(Extracted data entries)
####################

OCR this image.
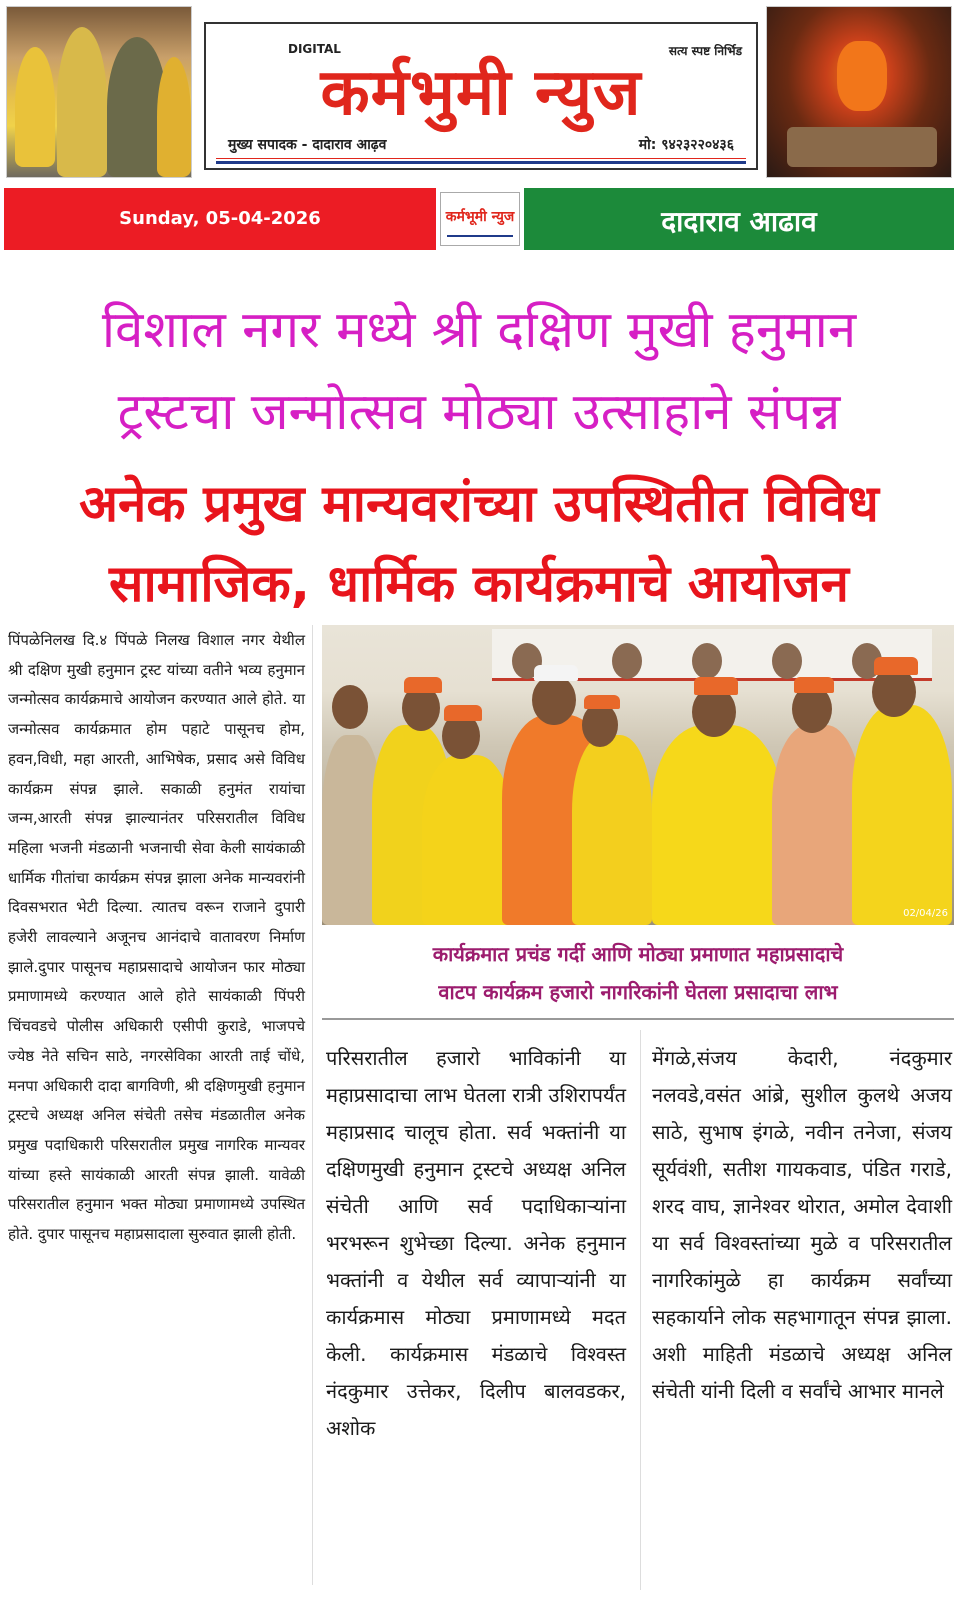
DIGITAL	सत्य स्पष्ट निर्भिड
कर्मभुमी न्युज
मुख्य सपादक - दादाराव आढ़व	मो: ९४२३२२०४३६
Sunday, 05-04-2026	कर्मभूमी न्युज	दादाराव आढाव
विशाल नगर मध्ये श्री दक्षिण मुखी हनुमान
ट्रस्टचा जन्मोत्सव मोठ्या उत्साहाने संपन्न
अनेक प्रमुख मान्यवरांच्या उपस्थितीत विविध
सामाजिक, धार्मिक कार्यक्रमाचे आयोजन
पिंपळेनिलख दि.४ पिंपळे निलख विशाल नगर येथील श्री दक्षिण मुखी हनुमान ट्रस्ट यांच्या वतीने भव्य हनुमान जन्मोत्सव कार्यक्रमाचे आयोजन करण्यात आले होते. या जन्मोत्सव कार्यक्रमात होम पहाटे पासूनच होम, हवन,विधी, महा आरती, आभिषेक, प्रसाद असे विविध कार्यक्रम संपन्न झाले. सकाळी हनुमंत रायांचा जन्म,आरती संपन्न झाल्यानंतर परिसरातील विविध महिला भजनी मंडळानी भजनाची सेवा केली सायंकाळी धार्मिक गीतांचा कार्यक्रम संपन्न झाला अनेक मान्यवरांनी दिवसभरात भेटी दिल्या. त्यातच वरून राजाने दुपारी हजेरी लावल्याने अजूनच आनंदाचे वातावरण निर्माण झाले.दुपार पासूनच महाप्रसादाचे आयोजन फार मोठ्या प्रमाणामध्ये करण्यात आले होते सायंकाळी पिंपरी चिंचवडचे पोलीस अधिकारी एसीपी कुराडे, भाजपचे ज्येष्ठ नेते सचिन साठे, नगरसेविका आरती ताई चोंधे, मनपा अधिकारी दादा बागविणी, श्री दक्षिणमुखी हनुमान ट्रस्टचे अध्यक्ष अनिल संचेती तसेच मंडळातील अनेक प्रमुख पदाधिकारी परिसरातील प्रमुख नागरिक मान्यवर यांच्या हस्ते सायंकाळी आरती संपन्न झाली. यावेळी परिसरातील हनुमान भक्त मोठ्या प्रमाणामध्ये उपस्थित होते. दुपार पासूनच महाप्रसादाला सुरुवात झाली होती.
02/04/26
कार्यक्रमात प्रचंड गर्दी आणि मोठ्या प्रमाणात महाप्रसादाचे
वाटप कार्यक्रम हजारो नागरिकांनी घेतला प्रसादाचा लाभ
परिसरातील हजारो भाविकांनी या महाप्रसादाचा लाभ घेतला रात्री उशिरापर्यंत महाप्रसाद चालूच होता. सर्व भक्तांनी या दक्षिणमुखी हनुमान ट्रस्टचे अध्यक्ष अनिल संचेती आणि सर्व पदाधिकाऱ्यांना भरभरून शुभेच्छा दिल्या. अनेक हनुमान भक्तांनी व येथील सर्व व्यापाऱ्यांनी या कार्यक्रमास मोठ्या प्रमाणामध्ये मदत केली. कार्यक्रमास मंडळाचे विश्वस्त नंदकुमार उत्तेकर, दिलीप बालवडकर, अशोक
मेंगळे,संजय केदारी, नंदकुमार नलवडे,वसंत आंब्रे, सुशील कुलथे अजय साठे, सुभाष इंगळे, नवीन तनेजा, संजय सूर्यवंशी, सतीश गायकवाड, पंडित गराडे, शरद वाघ, ज्ञानेश्वर थोरात, अमोल देवाशी या सर्व विश्वस्तांच्या मुळे व परिसरातील नागरिकांमुळे हा कार्यक्रम सर्वांच्या सहकार्याने लोक सहभागातून संपन्न झाला. अशी माहिती मंडळाचे अध्यक्ष अनिल संचेती यांनी दिली व सर्वांचे आभार मानले
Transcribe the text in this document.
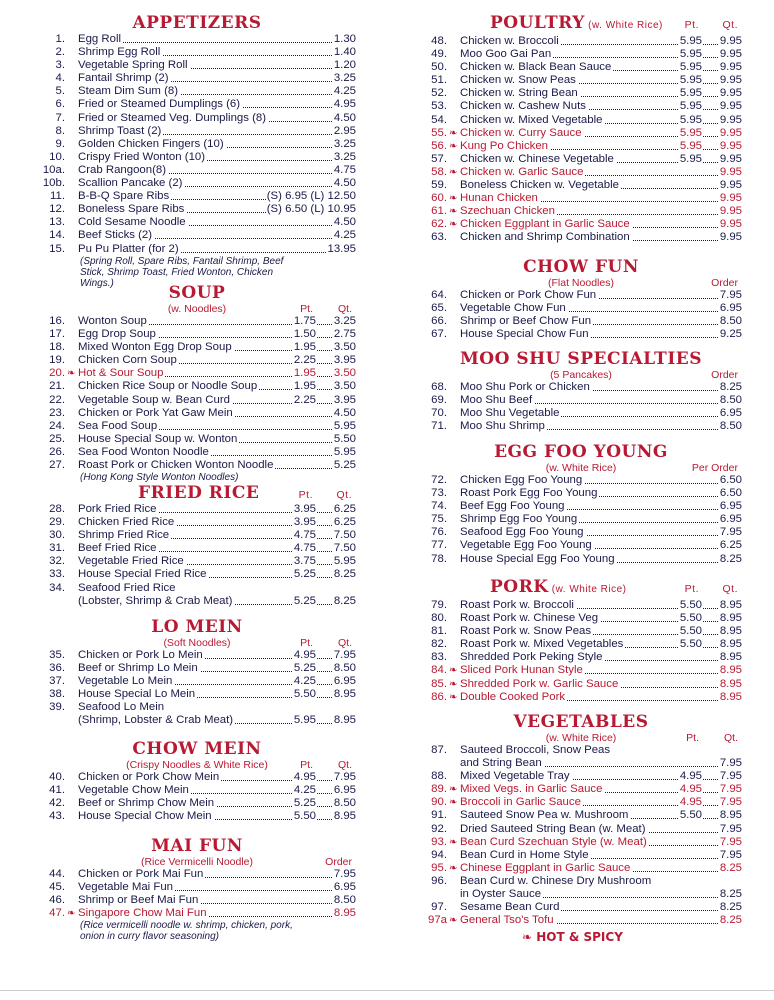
APPETIZERS
1. Egg Roll	1.30
2. Shrimp Egg Roll	1.40
3. Vegetable Spring Roll	1.20
4. Fantail Shrimp (2)	3.25
5. Steam Dim Sum (8)	4.25
6. Fried or Steamed Dumplings (6)	4.95
7. Fried or Steamed Veg. Dumplings (8)	4.50
8. Shrimp Toast (2)	2.95
9. Golden Chicken Fingers (10)	3.25
10. Crispy Fried Wonton (10)	3.25
10a. Crab Rangoon(8)	4.75
10b. Scallion Pancake (2)	4.50
11. B-B-Q Spare Ribs	(S) 6.95 (L) 12.50
12. Boneless Spare Ribs	(S) 6.50 (L) 10.95
13. Cold Sesame Noodle	4.50
14. Beef Sticks (2)	4.25
15. Pu Pu Platter (for 2)	13.95
(Spring Roll, Spare Ribs, Fantail Shrimp, Beef Stick, Shrimp Toast, Fried Wonton, Chicken Wings.)	SOUP
(w. Noodles)	Pt. Qt.
16. Wonton Soup	1.75 3.25
17. Egg Drop Soup	1.50 2.75
18. Mixed Wonton Egg Drop Soup	1.95 3.50
19. Chicken Corn Soup	2.25 3.95
20. ❧ Hot & Sour Soup	1.95 3.50
21. Chicken Rice Soup or Noodle Soup	1.95 3.50
22. Vegetable Soup w. Bean Curd	2.25 3.95
23. Chicken or Pork Yat Gaw Mein	4.50
24. Sea Food Soup	5.95
25. House Special Soup w. Wonton	5.50
26. Sea Food Wonton Noodle	5.95
27. Roast Pork or Chicken Wonton Noodle	5.25
(Hong Kong Style Wonton Noodles)
FRIED RICE	Pt. Qt.
28. Pork Fried Rice	3.95 6.25
29. Chicken Fried Rice	3.95 6.25
30. Shrimp Fried Rice	4.75 7.50
31. Beef Fried Rice	4.75 7.50
32. Vegetable Fried Rice	3.75 5.95
33. House Special Fried Rice	5.25 8.25
34. Seafood Fried Rice
(Lobster, Shrimp & Crab Meat)	5.25 8.25
LO MEIN
(Soft Noodles)	Pt. Qt.
35. Chicken or Pork Lo Mein	4.95 7.95
36. Beef or Shrimp Lo Mein	5.25 8.50
37. Vegetable Lo Mein	4.25 6.95
38. House Special Lo Mein	5.50 8.95
39. Seafood Lo Mein
(Shrimp, Lobster & Crab Meat)	5.95 8.95
CHOW MEIN
(Crispy Noodles & White Rice)	Pt. Qt.
40. Chicken or Pork Chow Mein	4.95 7.95
41. Vegetable Chow Mein	4.25 6.95
42. Beef or Shrimp Chow Mein	5.25 8.50
43. House Special Chow Mein	5.50 8.95
MAI FUN
(Rice Vermicelli Noodle)	Order
44. Chicken or Pork Mai Fun	7.95
45. Vegetable Mai Fun	6.95
46. Shrimp or Beef Mai Fun	8.50
47. ❧ Singapore Chow Mai Fun	8.95
(Rice vermicelli noodle w. shrimp, chicken, pork, onion in curry flavor seasoning)
POULTRY (w. White Rice) Pt. Qt.
48. Chicken w. Broccoli	5.95 9.95
49. Moo Goo Gai Pan	5.95 9.95
50. Chicken w. Black Bean Sauce	5.95 9.95
51. Chicken w. Snow Peas	5.95 9.95
52. Chicken w. String Bean	5.95 9.95
53. Chicken w. Cashew Nuts	5.95 9.95
54. Chicken w. Mixed Vegetable	5.95 9.95
55. ❧ Chicken w. Curry Sauce	5.95 9.95
56. ❧ Kung Po Chicken	5.95 9.95
57. Chicken w. Chinese Vegetable	5.95 9.95
58. ❧ Chicken w. Garlic Sauce	9.95
59. Boneless Chicken w. Vegetable	9.95
60. ❧ Hunan Chicken	9.95
61. ❧ Szechuan Chicken	9.95
62. ❧ Chicken Eggplant in Garlic Sauce	9.95
63. Chicken and Shrimp Combination	9.95
CHOW FUN
(Flat Noodles)	Order
64. Chicken or Pork Chow Fun	7.95
65. Vegetable Chow Fun	6.95
66. Shrimp or Beef Chow Fun	8.50
67. House Special Chow Fun	9.25
MOO SHU SPECIALTIES
(5 Pancakes)	Order
68. Moo Shu Pork or Chicken	8.25
69. Moo Shu Beef	8.50
70. Moo Shu Vegetable	6.95
71. Moo Shu Shrimp	8.50
EGG FOO YOUNG
(w. White Rice)	Per Order
72. Chicken Egg Foo Young	6.50
73. Roast Pork Egg Foo Young	6.50
74. Beef Egg Foo Young	6.95
75. Shrimp Egg Foo Young	6.95
76. Seafood Egg Foo Young	7.95
77. Vegetable Egg Foo Young	6.25
78. House Special Egg Foo Young	8.25
PORK (w. White Rice)	Pt. Qt.
79. Roast Pork w. Broccoli	5.50 8.95
80. Roast Pork w. Chinese Veg	5.50 8.95
81. Roast Pork w. Snow Peas	5.50 8.95
82. Roast Pork w. Mixed Vegetables	5.50 8.95
83. Shredded Pork Peking Style	8.95
84. ❧ Sliced Pork Hunan Style	8.95
85. ❧ Shredded Pork w. Garlic Sauce	8.95
86. ❧ Double Cooked Pork	8.95
VEGETABLES
(w. White Rice)	Pt. Qt.
87. Sauteed Broccoli, Snow Peas
and String Bean	7.95
88. Mixed Vegetable Tray	4.95 7.95
89. ❧ Mixed Vegs. in Garlic Sauce	4.95 7.95
90. ❧ Broccoli in Garlic Sauce	4.95 7.95
91. Sauteed Snow Pea w. Mushroom	5.50 8.95
92. Dried Sauteed String Bean (w. Meat)	7.95
93. ❧ Bean Curd Szechuan Style (w. Meat)	7.95
94. Bean Curd in Home Style	7.95
95. ❧ Chinese Eggplant in Garlic Sauce	8.25
96. Bean Curd w. Chinese Dry Mushroom
in Oyster Sauce	8.25
97. Sesame Bean Curd	8.25
97a ❧ General Tso's Tofu	8.25
❧ HOT & SPICY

####################

Every line of the listing that holds "Roll" should be found and copied.

1. Egg Roll	1.30
2. Shrimp Egg Roll	1.40
3. Vegetable Spring Roll	1.20
(Spring Roll, Spare Ribs, Fantail Shrimp, Beef Stick, Shrimp Toast, Fried Wonton, Chicken Wings.)	SOUP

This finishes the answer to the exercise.